▸ **Record set**

_ _ _ _ _ _ _

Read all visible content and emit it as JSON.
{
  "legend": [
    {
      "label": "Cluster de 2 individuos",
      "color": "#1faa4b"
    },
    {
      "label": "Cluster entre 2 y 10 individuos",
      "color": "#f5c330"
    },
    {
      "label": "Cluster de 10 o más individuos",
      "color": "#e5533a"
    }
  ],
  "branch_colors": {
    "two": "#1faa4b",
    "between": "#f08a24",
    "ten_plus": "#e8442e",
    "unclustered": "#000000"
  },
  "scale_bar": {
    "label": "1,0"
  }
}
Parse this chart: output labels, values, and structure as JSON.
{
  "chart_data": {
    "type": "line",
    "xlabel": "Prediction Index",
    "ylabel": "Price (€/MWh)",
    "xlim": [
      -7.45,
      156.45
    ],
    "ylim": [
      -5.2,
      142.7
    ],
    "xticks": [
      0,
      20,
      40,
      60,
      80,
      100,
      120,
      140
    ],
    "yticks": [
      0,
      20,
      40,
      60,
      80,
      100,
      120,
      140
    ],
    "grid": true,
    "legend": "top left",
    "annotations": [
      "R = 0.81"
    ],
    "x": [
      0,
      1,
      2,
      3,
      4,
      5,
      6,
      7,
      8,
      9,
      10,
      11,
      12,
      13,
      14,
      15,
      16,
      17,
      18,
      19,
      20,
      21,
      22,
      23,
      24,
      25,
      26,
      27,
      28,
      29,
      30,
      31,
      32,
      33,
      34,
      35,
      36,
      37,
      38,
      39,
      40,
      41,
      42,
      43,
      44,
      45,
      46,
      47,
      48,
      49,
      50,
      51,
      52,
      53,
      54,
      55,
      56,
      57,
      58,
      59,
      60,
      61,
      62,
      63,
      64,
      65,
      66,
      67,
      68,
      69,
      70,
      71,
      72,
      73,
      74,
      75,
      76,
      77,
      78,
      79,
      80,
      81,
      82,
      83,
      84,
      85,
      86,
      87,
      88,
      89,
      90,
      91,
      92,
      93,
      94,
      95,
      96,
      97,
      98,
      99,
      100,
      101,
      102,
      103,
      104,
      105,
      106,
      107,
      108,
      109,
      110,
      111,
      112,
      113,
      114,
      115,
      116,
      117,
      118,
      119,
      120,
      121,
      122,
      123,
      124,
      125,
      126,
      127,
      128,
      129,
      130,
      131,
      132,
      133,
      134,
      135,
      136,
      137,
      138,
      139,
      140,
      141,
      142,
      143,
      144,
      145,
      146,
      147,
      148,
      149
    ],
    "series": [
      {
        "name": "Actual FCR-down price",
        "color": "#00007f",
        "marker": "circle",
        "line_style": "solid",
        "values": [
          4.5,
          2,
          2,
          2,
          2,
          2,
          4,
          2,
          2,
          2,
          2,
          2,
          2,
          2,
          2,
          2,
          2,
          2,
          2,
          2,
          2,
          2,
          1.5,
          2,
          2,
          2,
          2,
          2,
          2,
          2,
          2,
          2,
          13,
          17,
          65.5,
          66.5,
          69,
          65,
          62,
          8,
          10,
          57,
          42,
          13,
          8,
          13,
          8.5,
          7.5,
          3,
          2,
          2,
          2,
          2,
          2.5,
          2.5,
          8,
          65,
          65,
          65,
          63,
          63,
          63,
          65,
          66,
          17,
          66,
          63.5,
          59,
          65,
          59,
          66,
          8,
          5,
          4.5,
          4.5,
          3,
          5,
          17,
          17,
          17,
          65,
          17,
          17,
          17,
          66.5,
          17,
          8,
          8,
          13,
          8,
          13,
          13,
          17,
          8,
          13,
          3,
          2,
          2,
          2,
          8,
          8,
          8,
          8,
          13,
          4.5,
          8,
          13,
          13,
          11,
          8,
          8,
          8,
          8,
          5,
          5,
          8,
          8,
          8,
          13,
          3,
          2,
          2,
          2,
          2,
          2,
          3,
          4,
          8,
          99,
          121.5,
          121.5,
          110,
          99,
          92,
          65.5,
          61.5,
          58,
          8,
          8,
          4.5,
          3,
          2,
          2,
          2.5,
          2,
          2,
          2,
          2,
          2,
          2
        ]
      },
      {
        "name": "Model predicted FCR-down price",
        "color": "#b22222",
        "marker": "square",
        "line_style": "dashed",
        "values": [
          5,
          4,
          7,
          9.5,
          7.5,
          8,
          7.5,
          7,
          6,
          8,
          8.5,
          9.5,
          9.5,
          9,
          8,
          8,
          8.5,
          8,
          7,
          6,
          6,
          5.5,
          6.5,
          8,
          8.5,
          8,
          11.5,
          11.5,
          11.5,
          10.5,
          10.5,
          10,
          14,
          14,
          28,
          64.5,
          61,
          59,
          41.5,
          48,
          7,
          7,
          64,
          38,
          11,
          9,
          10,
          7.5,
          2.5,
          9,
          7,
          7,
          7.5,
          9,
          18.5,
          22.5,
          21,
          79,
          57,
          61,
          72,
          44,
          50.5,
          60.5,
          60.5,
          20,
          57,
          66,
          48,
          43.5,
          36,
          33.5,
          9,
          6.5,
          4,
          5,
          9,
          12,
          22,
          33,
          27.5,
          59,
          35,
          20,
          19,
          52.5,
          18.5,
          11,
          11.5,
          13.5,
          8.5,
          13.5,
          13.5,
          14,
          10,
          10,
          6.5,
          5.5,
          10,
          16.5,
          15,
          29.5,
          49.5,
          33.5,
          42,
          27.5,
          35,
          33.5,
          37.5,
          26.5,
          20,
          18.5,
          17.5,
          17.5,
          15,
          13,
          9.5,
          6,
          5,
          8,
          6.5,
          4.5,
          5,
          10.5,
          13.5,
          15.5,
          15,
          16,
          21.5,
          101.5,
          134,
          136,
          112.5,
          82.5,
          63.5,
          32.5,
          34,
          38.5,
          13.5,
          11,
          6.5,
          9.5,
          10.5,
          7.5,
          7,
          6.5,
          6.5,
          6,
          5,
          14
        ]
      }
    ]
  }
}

_ _ _ _ _ _ _

▸ **Task directions**
Write every line of the material above again, exactly.

▸ **Correct output**
Read all visible content and emit it as JSON.
{
  "legend": [
    {
      "label": "Cluster de 2 individuos",
      "color": "#1faa4b"
    },
    {
      "label": "Cluster entre 2 y 10 individuos",
      "color": "#f5c330"
    },
    {
      "label": "Cluster de 10 o más individuos",
      "color": "#e5533a"
    }
  ],
  "branch_colors": {
    "two": "#1faa4b",
    "between": "#f08a24",
    "ten_plus": "#e8442e",
    "unclustered": "#000000"
  },
  "scale_bar": {
    "label": "1,0"
  }
}
Parse this chart: output labels, values, and structure as JSON.
{
  "chart_data": {
    "type": "line",
    "xlabel": "Prediction Index",
    "ylabel": "Price (€/MWh)",
    "xlim": [
      -7.45,
      156.45
    ],
    "ylim": [
      -5.2,
      142.7
    ],
    "xticks": [
      0,
      20,
      40,
      60,
      80,
      100,
      120,
      140
    ],
    "yticks": [
      0,
      20,
      40,
      60,
      80,
      100,
      120,
      140
    ],
    "grid": true,
    "legend": "top left",
    "annotations": [
      "R = 0.81"
    ],
    "x": [
      0,
      1,
      2,
      3,
      4,
      5,
      6,
      7,
      8,
      9,
      10,
      11,
      12,
      13,
      14,
      15,
      16,
      17,
      18,
      19,
      20,
      21,
      22,
      23,
      24,
      25,
      26,
      27,
      28,
      29,
      30,
      31,
      32,
      33,
      34,
      35,
      36,
      37,
      38,
      39,
      40,
      41,
      42,
      43,
      44,
      45,
      46,
      47,
      48,
      49,
      50,
      51,
      52,
      53,
      54,
      55,
      56,
      57,
      58,
      59,
      60,
      61,
      62,
      63,
      64,
      65,
      66,
      67,
      68,
      69,
      70,
      71,
      72,
      73,
      74,
      75,
      76,
      77,
      78,
      79,
      80,
      81,
      82,
      83,
      84,
      85,
      86,
      87,
      88,
      89,
      90,
      91,
      92,
      93,
      94,
      95,
      96,
      97,
      98,
      99,
      100,
      101,
      102,
      103,
      104,
      105,
      106,
      107,
      108,
      109,
      110,
      111,
      112,
      113,
      114,
      115,
      116,
      117,
      118,
      119,
      120,
      121,
      122,
      123,
      124,
      125,
      126,
      127,
      128,
      129,
      130,
      131,
      132,
      133,
      134,
      135,
      136,
      137,
      138,
      139,
      140,
      141,
      142,
      143,
      144,
      145,
      146,
      147,
      148,
      149
    ],
    "series": [
      {
        "name": "Actual FCR-down price",
        "color": "#00007f",
        "marker": "circle",
        "line_style": "solid",
        "values": [
          4.5,
          2,
          2,
          2,
          2,
          2,
          4,
          2,
          2,
          2,
          2,
          2,
          2,
          2,
          2,
          2,
          2,
          2,
          2,
          2,
          2,
          2,
          1.5,
          2,
          2,
          2,
          2,
          2,
          2,
          2,
          2,
          2,
          13,
          17,
          65.5,
          66.5,
          69,
          65,
          62,
          8,
          10,
          57,
          42,
          13,
          8,
          13,
          8.5,
          7.5,
          3,
          2,
          2,
          2,
          2,
          2.5,
          2.5,
          8,
          65,
          65,
          65,
          63,
          63,
          63,
          65,
          66,
          17,
          66,
          63.5,
          59,
          65,
          59,
          66,
          8,
          5,
          4.5,
          4.5,
          3,
          5,
          17,
          17,
          17,
          65,
          17,
          17,
          17,
          66.5,
          17,
          8,
          8,
          13,
          8,
          13,
          13,
          17,
          8,
          13,
          3,
          2,
          2,
          2,
          8,
          8,
          8,
          8,
          13,
          4.5,
          8,
          13,
          13,
          11,
          8,
          8,
          8,
          8,
          5,
          5,
          8,
          8,
          8,
          13,
          3,
          2,
          2,
          2,
          2,
          2,
          3,
          4,
          8,
          99,
          121.5,
          121.5,
          110,
          99,
          92,
          65.5,
          61.5,
          58,
          8,
          8,
          4.5,
          3,
          2,
          2,
          2.5,
          2,
          2,
          2,
          2,
          2,
          2
        ]
      },
      {
        "name": "Model predicted FCR-down price",
        "color": "#b22222",
        "marker": "square",
        "line_style": "dashed",
        "values": [
          5,
          4,
          7,
          9.5,
          7.5,
          8,
          7.5,
          7,
          6,
          8,
          8.5,
          9.5,
          9.5,
          9,
          8,
          8,
          8.5,
          8,
          7,
          6,
          6,
          5.5,
          6.5,
          8,
          8.5,
          8,
          11.5,
          11.5,
          11.5,
          10.5,
          10.5,
          10,
          14,
          14,
          28,
          64.5,
          61,
          59,
          41.5,
          48,
          7,
          7,
          64,
          38,
          11,
          9,
          10,
          7.5,
          2.5,
          9,
          7,
          7,
          7.5,
          9,
          18.5,
          22.5,
          21,
          79,
          57,
          61,
          72,
          44,
          50.5,
          60.5,
          60.5,
          20,
          57,
          66,
          48,
          43.5,
          36,
          33.5,
          9,
          6.5,
          4,
          5,
          9,
          12,
          22,
          33,
          27.5,
          59,
          35,
          20,
          19,
          52.5,
          18.5,
          11,
          11.5,
          13.5,
          8.5,
          13.5,
          13.5,
          14,
          10,
          10,
          6.5,
          5.5,
          10,
          16.5,
          15,
          29.5,
          49.5,
          33.5,
          42,
          27.5,
          35,
          33.5,
          37.5,
          26.5,
          20,
          18.5,
          17.5,
          17.5,
          15,
          13,
          9.5,
          6,
          5,
          8,
          6.5,
          4.5,
          5,
          10.5,
          13.5,
          15.5,
          15,
          16,
          21.5,
          101.5,
          134,
          136,
          112.5,
          82.5,
          63.5,
          32.5,
          34,
          38.5,
          13.5,
          11,
          6.5,
          9.5,
          10.5,
          7.5,
          7,
          6.5,
          6.5,
          6,
          5,
          14
        ]
      }
    ]
  }
}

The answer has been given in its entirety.